PASSAGE SHOWN:
(begin)
SECURITIES AND EXCHANGE COMMISSION

SECURITIES AND EXCHANGE COMMISSION

Washington, D.C. 20549

 

FORM 8-A/A

FOR REGISTRATION OF CERTAIN CLASSES OF SECURITIES

PURSUANT TO SECTION 12(b) OR (g) OF THE

SECURITIES EXCHANGE ACT OF 1934

 

CONTINENTAL AIRLINES, INC.

(Exact Name of registrant as specified in its charter)

             Delaware                         74-2099724     

(State of Incorporation or organization) (IRS Employer

Identification No.)

1600 Smith Street, Dept. HQSEO

Houston, Texas 77002     

(Address of principal executive offices) (Zip Code)

Securities to be registered pursuant to Section 12(b) of the Act:

Title of each class Name of each exchange on which

to be so registered each class is to be registered

Series A Junior Participating New York Stock Exchange

Preferred Stock Purchase Rights

If this form relates to the registration of securities pursuant to Section 12(b) of the Exchange Act and is effective pursuant to General Instruction A.(c), check the following box. [X]

If this form relates to the registration of securities pursuant to Section 12(g) of the Exchange Act and is effective pursuant to General Instruction A.(d), check the following box. [ ]

Securities Act registration statement file number to which this form relates:

_______________ (if applicable)

Securities to be registered pursuant to Section 12(g) of the Act:

 

None

(Title of Class)

Item 1. Description of Securities To Be Registered.

 

Effective November 20, 1998, the Board of Directors of Continental Airlines, Inc. (the "Company") declared a dividend of one preferred share purchase right (a "Right") for each outstanding share of Class A Common Stock, par value $.01 per share (the "Class A Common Shares"), Class B Common Stock, par value $.01 per share (the "Common Shares"), and Class D Common Stock, par value $.01 per share (the "Class D Common Shares"), of the Company. The dividend was paid on December 2, 1998 (the "Record Date") to the stockholders of record on that date. Each Right entitles the registered holder to purchase from the Company one one-thousandth of a share of Series A Junior Participating Preferred Stock, par value $.01 per share (the "Preferred Shares"), of the Company, at a price of $200 per one one-thousandth of a Preferred Share (the "Exercise Price"), subject to adjustment. The description and terms of the Rights were originally set forth in a Rights Agreement between the Company and Harris Trust and Savings Bank, dated as of November 20, 1998 (the "Old Rights Agreement"). The Old Rights Agreement was amended by the First Amendment, dated as of February 8, 2000, which provided for an exception to the "Acquiring Person" definition in the Old Rights Agreement that permitted an Institutional Investor (as defined herein) to beneficially own less than 20% of the total number of votes entitled to be cast generally by the holders of the Class A Common Shares, the Common Shares and the Class D Common Shares then outstanding voting together as a single class, without becoming an Acquiring Person (as defined in the Old Rights Agreement) as long as the Institutional Investor continues to meet the definition of such term.
(end)
SUPPLIED MATERIAL:
(begin)
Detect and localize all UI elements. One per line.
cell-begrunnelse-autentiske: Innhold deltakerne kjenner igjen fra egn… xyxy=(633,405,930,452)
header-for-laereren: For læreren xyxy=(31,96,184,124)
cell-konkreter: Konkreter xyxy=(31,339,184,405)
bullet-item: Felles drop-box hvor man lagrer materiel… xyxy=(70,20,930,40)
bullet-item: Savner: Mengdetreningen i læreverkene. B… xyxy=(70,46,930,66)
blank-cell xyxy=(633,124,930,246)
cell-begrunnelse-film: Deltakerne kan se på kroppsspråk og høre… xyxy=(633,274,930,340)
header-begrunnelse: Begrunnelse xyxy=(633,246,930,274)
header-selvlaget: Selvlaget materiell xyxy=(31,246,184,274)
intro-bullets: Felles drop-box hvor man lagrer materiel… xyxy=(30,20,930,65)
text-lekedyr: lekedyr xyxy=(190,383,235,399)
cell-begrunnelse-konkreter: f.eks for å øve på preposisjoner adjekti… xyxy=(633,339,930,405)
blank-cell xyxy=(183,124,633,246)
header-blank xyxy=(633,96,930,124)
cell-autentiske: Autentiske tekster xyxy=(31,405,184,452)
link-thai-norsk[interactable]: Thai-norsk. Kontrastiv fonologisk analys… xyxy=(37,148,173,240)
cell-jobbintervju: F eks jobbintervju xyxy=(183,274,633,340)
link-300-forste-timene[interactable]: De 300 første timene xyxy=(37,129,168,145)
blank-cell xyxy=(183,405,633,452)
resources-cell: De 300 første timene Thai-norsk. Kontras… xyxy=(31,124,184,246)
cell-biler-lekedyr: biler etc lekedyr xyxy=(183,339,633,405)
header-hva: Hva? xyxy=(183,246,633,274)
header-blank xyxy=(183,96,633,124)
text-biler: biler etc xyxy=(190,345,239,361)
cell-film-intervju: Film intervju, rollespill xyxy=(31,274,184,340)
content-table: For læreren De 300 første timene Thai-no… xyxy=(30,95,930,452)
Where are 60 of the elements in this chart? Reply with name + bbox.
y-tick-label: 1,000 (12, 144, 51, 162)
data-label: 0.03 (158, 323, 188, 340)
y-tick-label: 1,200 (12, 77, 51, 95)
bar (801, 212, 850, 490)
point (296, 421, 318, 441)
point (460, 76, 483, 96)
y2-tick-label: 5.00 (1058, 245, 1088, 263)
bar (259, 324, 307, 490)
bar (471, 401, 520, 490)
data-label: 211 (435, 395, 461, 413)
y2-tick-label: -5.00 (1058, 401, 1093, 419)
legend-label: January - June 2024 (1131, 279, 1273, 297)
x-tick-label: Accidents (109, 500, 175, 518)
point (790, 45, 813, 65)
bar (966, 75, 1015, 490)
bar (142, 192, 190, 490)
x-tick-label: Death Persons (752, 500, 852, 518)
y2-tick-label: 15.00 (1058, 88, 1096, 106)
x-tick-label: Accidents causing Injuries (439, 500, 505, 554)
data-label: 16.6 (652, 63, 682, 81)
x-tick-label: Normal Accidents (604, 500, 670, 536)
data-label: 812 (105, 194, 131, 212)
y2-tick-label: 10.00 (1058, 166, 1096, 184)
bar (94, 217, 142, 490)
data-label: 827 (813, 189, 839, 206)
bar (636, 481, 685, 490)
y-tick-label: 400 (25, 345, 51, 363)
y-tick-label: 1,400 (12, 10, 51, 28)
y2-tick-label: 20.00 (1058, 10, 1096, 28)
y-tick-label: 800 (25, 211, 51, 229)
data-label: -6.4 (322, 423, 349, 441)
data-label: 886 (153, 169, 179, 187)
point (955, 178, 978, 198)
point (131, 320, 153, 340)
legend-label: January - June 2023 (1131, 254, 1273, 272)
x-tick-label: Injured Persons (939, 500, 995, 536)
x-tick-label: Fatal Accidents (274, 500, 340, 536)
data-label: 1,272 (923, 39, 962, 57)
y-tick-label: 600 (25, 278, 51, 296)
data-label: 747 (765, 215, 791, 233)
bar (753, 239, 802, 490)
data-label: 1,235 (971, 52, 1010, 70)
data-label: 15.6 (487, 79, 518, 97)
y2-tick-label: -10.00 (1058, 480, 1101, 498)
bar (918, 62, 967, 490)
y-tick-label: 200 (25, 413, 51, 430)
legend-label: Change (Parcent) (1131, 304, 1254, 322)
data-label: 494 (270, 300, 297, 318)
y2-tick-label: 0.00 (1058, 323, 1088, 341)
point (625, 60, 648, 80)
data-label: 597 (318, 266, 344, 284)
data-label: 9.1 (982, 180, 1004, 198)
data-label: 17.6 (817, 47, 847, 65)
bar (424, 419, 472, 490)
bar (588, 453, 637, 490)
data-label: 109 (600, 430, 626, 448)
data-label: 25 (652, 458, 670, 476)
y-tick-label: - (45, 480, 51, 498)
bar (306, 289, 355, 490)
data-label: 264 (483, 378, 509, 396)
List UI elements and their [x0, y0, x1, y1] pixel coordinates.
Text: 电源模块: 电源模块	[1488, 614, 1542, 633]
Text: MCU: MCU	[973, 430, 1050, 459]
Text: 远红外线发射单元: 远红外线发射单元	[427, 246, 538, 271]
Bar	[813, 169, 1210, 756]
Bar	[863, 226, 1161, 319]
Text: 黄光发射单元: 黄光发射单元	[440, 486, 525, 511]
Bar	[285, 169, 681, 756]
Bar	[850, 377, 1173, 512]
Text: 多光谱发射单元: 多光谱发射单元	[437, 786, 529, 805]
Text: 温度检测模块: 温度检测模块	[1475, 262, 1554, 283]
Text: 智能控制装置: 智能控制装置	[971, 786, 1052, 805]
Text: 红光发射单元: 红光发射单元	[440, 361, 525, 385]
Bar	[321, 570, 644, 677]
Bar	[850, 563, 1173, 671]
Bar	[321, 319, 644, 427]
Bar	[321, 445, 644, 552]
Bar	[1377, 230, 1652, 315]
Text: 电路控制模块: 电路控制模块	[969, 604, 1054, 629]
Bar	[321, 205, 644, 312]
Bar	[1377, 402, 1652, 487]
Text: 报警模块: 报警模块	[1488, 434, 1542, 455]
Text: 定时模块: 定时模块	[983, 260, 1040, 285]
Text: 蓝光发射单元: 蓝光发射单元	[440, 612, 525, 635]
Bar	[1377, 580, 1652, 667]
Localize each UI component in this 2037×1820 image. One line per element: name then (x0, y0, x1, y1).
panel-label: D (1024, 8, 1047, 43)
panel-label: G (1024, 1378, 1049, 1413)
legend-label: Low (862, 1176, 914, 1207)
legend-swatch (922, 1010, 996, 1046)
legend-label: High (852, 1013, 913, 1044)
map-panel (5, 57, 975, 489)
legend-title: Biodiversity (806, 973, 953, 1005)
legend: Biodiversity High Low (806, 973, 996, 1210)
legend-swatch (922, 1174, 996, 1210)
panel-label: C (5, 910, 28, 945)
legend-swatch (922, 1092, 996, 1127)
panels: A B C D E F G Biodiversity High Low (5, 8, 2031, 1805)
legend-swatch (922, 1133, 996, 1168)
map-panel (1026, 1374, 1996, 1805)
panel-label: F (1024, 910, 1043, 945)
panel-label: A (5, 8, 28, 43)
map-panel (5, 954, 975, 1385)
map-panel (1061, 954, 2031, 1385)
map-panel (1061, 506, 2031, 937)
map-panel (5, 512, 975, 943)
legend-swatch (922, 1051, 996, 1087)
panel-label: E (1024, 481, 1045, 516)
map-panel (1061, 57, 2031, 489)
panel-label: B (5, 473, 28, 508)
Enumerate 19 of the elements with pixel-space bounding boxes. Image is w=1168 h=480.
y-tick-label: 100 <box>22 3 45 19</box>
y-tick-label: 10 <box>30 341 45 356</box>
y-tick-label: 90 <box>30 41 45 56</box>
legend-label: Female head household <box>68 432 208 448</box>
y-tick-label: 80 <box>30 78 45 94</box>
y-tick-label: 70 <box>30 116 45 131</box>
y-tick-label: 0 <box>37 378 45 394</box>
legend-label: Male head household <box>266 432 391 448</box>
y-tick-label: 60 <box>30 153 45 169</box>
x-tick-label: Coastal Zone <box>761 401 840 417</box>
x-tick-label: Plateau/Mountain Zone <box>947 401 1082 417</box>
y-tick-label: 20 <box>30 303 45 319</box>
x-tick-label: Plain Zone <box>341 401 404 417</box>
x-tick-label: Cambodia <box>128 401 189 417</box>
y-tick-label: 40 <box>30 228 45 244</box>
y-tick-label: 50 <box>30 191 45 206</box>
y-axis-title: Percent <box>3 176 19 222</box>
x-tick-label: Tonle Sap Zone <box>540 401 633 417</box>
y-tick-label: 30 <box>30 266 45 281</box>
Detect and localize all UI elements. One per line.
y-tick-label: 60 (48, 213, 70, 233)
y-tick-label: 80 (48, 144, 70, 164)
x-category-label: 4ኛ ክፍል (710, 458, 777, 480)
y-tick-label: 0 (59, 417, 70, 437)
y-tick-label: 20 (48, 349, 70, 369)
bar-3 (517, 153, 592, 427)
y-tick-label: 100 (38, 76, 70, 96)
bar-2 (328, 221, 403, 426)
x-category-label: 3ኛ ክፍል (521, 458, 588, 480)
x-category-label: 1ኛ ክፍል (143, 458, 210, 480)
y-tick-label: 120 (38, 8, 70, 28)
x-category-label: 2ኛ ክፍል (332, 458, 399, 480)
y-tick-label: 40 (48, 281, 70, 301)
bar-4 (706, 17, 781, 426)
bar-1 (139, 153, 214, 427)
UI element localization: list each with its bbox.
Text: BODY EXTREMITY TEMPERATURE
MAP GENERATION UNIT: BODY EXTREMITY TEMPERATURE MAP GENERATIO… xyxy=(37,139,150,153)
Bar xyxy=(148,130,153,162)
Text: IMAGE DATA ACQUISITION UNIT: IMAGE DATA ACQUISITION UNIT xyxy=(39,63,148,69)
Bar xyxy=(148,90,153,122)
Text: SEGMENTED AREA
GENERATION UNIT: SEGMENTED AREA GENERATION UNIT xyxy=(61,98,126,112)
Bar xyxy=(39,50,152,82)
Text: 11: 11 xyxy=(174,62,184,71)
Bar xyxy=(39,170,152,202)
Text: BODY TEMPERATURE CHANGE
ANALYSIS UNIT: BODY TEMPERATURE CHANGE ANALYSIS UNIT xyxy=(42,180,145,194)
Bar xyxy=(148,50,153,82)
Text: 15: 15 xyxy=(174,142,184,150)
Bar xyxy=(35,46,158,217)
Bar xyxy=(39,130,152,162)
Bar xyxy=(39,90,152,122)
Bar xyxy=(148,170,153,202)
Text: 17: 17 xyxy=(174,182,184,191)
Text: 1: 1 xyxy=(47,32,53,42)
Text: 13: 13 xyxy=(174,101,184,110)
(end)
THE EXERCISE: Reproduce the Form 8-A/A filing word for word from "PURSUANT TO SECTION 12(b) OR" to "in its charter)". The entries are separate material and unrelated to the Form 8-A/A filing.

SOLUTION FOR THIS EXERCISE:
PURSUANT TO SECTION 12(b) OR (g) OF THE

SECURITIES EXCHANGE ACT OF 1934

 

CONTINENTAL AIRLINES, INC.

(Exact Name of registrant as specified in its charter)